> [What the task asks]:
Look for "احساس" in the listing below. Gather each line that contains it.

> [Provided data]:
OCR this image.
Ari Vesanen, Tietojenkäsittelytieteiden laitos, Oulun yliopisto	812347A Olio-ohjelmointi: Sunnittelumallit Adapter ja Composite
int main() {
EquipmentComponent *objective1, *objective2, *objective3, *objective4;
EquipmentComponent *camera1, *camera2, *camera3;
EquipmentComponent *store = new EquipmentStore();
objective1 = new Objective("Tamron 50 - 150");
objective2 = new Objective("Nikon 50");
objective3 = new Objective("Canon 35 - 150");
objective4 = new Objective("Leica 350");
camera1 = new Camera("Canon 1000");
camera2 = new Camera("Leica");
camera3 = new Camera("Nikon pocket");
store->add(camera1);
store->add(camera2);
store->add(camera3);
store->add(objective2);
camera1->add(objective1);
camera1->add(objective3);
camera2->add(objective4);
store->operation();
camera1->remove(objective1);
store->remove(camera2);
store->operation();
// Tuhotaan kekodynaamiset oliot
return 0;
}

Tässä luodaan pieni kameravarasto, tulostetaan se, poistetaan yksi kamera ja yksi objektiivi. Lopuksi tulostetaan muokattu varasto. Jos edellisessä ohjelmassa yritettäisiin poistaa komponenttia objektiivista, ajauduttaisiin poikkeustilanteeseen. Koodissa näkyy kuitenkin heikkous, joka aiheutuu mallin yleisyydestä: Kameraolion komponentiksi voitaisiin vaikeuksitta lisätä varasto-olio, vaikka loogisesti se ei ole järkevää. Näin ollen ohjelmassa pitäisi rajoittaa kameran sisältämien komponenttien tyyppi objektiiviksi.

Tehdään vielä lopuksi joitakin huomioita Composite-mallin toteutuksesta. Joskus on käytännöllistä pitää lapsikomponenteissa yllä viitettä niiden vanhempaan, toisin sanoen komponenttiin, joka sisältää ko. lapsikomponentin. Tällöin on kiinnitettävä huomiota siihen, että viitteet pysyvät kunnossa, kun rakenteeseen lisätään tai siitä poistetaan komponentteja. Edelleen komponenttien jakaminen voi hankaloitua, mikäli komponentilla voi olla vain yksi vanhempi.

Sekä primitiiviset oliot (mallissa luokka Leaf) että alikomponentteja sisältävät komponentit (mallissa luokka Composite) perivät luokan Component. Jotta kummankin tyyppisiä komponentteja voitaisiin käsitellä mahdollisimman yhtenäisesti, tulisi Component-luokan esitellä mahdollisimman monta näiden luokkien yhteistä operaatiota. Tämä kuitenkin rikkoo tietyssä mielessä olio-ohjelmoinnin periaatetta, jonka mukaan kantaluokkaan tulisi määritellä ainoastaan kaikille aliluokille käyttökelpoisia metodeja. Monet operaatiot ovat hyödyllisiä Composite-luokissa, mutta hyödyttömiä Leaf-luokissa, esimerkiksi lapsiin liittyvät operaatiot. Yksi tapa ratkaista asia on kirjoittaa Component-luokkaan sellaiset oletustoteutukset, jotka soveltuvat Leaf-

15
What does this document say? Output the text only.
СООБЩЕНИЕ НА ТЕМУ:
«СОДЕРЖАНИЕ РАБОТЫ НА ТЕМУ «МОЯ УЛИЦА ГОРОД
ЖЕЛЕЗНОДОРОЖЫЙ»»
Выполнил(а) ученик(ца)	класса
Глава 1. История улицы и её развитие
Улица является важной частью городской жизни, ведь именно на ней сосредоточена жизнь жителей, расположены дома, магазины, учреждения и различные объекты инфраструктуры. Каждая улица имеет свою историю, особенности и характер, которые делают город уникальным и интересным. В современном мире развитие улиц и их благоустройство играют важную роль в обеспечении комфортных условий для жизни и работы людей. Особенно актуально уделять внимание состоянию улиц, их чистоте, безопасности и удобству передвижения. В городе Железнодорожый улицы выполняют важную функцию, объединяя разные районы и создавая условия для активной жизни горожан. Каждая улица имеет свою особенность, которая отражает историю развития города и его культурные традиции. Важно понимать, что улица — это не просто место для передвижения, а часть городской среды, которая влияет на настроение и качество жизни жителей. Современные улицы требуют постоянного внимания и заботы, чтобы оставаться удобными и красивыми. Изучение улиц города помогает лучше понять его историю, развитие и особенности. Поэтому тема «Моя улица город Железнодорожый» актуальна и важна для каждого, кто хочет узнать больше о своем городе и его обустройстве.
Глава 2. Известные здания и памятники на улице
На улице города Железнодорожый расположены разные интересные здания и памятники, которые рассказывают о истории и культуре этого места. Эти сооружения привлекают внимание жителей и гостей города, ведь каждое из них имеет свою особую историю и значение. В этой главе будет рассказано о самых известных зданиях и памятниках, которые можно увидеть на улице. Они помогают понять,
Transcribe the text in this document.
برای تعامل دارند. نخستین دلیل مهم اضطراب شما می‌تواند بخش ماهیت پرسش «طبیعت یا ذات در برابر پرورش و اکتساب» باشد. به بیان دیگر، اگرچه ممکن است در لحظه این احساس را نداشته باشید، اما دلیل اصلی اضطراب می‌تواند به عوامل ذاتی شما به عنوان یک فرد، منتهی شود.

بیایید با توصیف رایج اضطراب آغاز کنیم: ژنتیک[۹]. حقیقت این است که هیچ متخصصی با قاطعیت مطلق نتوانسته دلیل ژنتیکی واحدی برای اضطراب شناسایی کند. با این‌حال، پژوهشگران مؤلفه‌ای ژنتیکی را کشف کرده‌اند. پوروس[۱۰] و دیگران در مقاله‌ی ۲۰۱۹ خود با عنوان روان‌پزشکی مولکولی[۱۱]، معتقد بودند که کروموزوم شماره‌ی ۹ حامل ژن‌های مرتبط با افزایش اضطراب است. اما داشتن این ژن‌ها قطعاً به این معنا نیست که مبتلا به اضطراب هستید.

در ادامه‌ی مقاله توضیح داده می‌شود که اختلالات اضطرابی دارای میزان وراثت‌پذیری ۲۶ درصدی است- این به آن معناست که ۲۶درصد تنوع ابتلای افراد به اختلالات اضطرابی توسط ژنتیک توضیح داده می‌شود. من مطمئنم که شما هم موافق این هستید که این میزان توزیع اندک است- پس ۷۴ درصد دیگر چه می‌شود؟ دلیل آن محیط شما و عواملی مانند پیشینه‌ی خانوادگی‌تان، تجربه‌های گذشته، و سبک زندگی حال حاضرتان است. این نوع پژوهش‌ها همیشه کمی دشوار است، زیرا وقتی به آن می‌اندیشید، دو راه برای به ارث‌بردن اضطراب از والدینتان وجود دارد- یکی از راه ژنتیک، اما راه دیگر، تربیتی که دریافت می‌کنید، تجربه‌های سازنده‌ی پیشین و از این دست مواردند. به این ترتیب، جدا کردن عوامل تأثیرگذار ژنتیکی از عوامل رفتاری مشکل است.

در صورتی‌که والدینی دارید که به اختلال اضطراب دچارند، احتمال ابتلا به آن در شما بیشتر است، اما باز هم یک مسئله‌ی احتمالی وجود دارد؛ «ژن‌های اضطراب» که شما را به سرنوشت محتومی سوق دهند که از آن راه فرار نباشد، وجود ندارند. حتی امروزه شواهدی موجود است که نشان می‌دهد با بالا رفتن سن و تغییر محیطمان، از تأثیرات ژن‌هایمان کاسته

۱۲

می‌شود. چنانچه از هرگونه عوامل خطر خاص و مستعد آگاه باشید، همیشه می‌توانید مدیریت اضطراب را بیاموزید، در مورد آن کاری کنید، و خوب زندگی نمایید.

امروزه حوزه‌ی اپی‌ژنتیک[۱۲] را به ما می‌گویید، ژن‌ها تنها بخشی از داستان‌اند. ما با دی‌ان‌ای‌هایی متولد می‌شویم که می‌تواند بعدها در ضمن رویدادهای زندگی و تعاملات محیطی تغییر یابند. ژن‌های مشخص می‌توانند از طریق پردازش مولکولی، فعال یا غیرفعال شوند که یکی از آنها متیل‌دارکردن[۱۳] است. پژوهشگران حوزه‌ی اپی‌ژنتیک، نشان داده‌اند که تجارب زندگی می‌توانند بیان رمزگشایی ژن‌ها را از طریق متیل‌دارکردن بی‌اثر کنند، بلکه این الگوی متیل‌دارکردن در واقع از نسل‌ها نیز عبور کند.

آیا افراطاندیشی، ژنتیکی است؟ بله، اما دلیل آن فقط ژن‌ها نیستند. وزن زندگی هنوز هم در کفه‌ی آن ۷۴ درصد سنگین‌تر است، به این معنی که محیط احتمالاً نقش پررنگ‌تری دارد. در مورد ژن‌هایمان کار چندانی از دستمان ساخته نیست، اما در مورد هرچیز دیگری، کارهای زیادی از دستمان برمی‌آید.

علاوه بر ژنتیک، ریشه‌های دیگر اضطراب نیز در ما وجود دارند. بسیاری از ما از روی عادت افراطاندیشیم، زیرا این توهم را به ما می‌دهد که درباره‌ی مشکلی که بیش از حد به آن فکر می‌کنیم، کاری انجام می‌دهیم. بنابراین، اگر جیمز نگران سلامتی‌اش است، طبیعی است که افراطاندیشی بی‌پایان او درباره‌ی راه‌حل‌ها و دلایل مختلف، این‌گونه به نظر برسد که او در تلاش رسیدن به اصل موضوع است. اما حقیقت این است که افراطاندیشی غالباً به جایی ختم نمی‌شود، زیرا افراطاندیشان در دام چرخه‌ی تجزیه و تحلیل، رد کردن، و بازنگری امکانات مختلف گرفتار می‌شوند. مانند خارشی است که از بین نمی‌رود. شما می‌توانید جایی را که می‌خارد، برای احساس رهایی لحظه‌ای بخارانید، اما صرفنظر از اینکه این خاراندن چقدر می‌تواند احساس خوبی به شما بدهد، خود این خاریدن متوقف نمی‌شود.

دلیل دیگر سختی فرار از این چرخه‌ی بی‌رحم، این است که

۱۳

> [Correct response]:
برای تعامل دارند. نخستین دلیل مهم اضطراب شما می‌تواند بخش ماهیت پرسش «طبیعت یا ذات در برابر پرورش و اکتساب» باشد. به بیان دیگر، اگرچه ممکن است در لحظه این احساس را نداشته باشید، اما دلیل اصلی اضطراب می‌تواند به عوامل ذاتی شما به عنوان یک فرد، منتهی شود.
علاوه بر ژنتیک، ریشه‌های دیگر اضطراب نیز در ما وجود دارند. بسیاری از ما از روی عادت افراطاندیشیم، زیرا این توهم را به ما می‌دهد که درباره‌ی مشکلی که بیش از حد به آن فکر می‌کنیم، کاری انجام می‌دهیم. بنابراین، اگر جیمز نگران سلامتی‌اش است، طبیعی است که افراطاندیشی بی‌پایان او درباره‌ی راه‌حل‌ها و دلایل مختلف، این‌گونه به نظر برسد که او در تلاش رسیدن به اصل موضوع است. اما حقیقت این است که افراطاندیشی غالباً به جایی ختم نمی‌شود، زیرا افراطاندیشان در دام چرخه‌ی تجزیه و تحلیل، رد کردن، و بازنگری امکانات مختلف گرفتار می‌شوند. مانند خارشی است که از بین نمی‌رود. شما می‌توانید جایی را که می‌خارد، برای احساس رهایی لحظه‌ای بخارانید، اما صرفنظر از اینکه این خاراندن چقدر می‌تواند احساس خوبی به شما بدهد، خود این خاریدن متوقف نمی‌شود.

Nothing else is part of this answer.